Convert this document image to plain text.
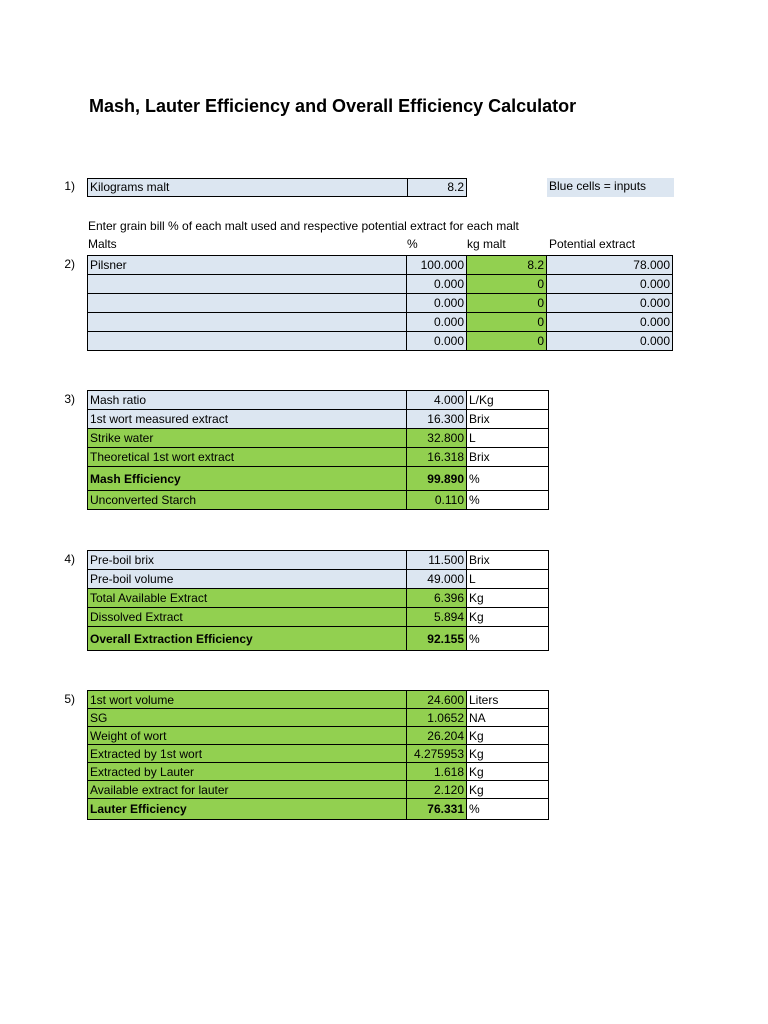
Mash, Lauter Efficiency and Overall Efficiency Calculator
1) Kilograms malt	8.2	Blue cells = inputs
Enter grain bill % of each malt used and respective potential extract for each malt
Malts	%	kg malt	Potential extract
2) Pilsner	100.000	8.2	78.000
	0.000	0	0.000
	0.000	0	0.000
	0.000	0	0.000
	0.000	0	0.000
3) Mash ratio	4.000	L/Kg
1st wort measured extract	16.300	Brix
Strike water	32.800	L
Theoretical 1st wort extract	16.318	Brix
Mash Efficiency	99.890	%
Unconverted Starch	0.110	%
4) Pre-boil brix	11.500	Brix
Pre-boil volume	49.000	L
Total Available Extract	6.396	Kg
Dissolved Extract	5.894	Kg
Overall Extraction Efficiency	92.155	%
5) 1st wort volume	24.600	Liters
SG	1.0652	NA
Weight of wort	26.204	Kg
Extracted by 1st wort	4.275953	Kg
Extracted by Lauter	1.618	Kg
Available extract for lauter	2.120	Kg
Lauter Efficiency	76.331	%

##########

**WHAT THE EXERCISE ASKS:** Copy out the records above in full, exactly as written, but not the pictures.

**WRITTEN SOLUTION:**
Convert this document image to plain text.
Mash, Lauter Efficiency and Overall Efficiency Calculator
1) Kilograms malt	8.2	Blue cells = inputs
Enter grain bill % of each malt used and respective potential extract for each malt
Malts	%	kg malt	Potential extract
2) Pilsner	100.000	8.2	78.000
	0.000	0	0.000
	0.000	0	0.000
	0.000	0	0.000
	0.000	0	0.000
3) Mash ratio	4.000	L/Kg
1st wort measured extract	16.300	Brix
Strike water	32.800	L
Theoretical 1st wort extract	16.318	Brix
Mash Efficiency	99.890	%
Unconverted Starch	0.110	%
4) Pre-boil brix	11.500	Brix
Pre-boil volume	49.000	L
Total Available Extract	6.396	Kg
Dissolved Extract	5.894	Kg
Overall Extraction Efficiency	92.155	%
5) 1st wort volume	24.600	Liters
SG	1.0652	NA
Weight of wort	26.204	Kg
Extracted by 1st wort	4.275953	Kg
Extracted by Lauter	1.618	Kg
Available extract for lauter	2.120	Kg
Lauter Efficiency	76.331	%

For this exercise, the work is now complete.